Dataset items
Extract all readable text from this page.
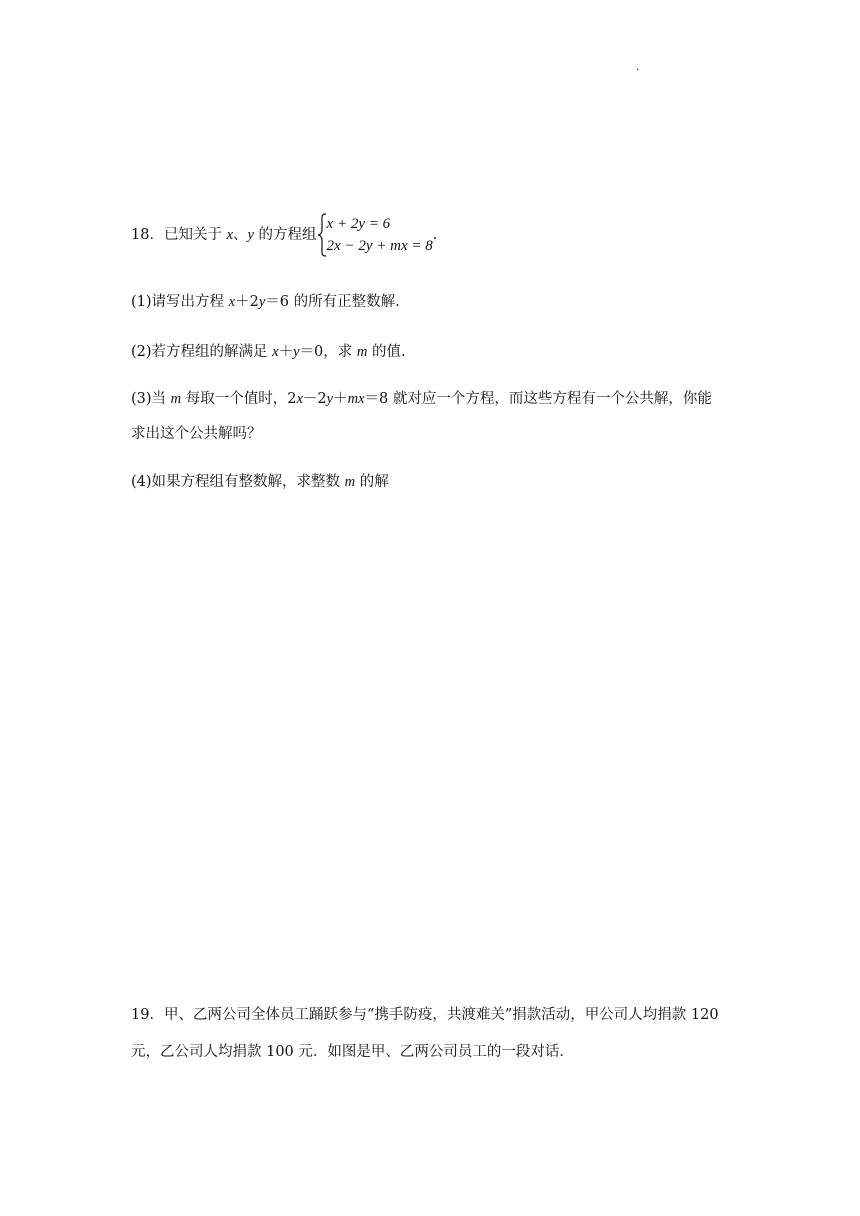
.
18．已知关于 x、y 的方程组
x + 2y = 6
2x − 2y + mx = 8
.
(1)请写出方程 x＋2y＝6 的所有正整数解.
(2)若方程组的解满足 x＋y＝0，求 m 的值.
(3)当 m 每取一个值时，2x－2y＋mx＝8 就对应一个方程，而这些方程有一个公共解，你能
求出这个公共解吗？
(4)如果方程组有整数解，求整数 m 的解
19．甲、乙两公司全体员工踊跃参与“携手防疫，共渡难关”捐款活动，甲公司人均捐款 120
元，乙公司人均捐款 100 元．如图是甲、乙两公司员工的一段对话．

• GOAL OF THE EXERCISE
All of the entries need to be transcribed word for word; pictures are left out.

• FINAL RESULT
Extract all readable text from this page.
.
18．已知关于 x、y 的方程组
x + 2y = 6
2x − 2y + mx = 8
.
(1)请写出方程 x＋2y＝6 的所有正整数解.
(2)若方程组的解满足 x＋y＝0，求 m 的值.
(3)当 m 每取一个值时，2x－2y＋mx＝8 就对应一个方程，而这些方程有一个公共解，你能
求出这个公共解吗？
(4)如果方程组有整数解，求整数 m 的解
19．甲、乙两公司全体员工踊跃参与“携手防疫，共渡难关”捐款活动，甲公司人均捐款 120
元，乙公司人均捐款 100 元．如图是甲、乙两公司员工的一段对话．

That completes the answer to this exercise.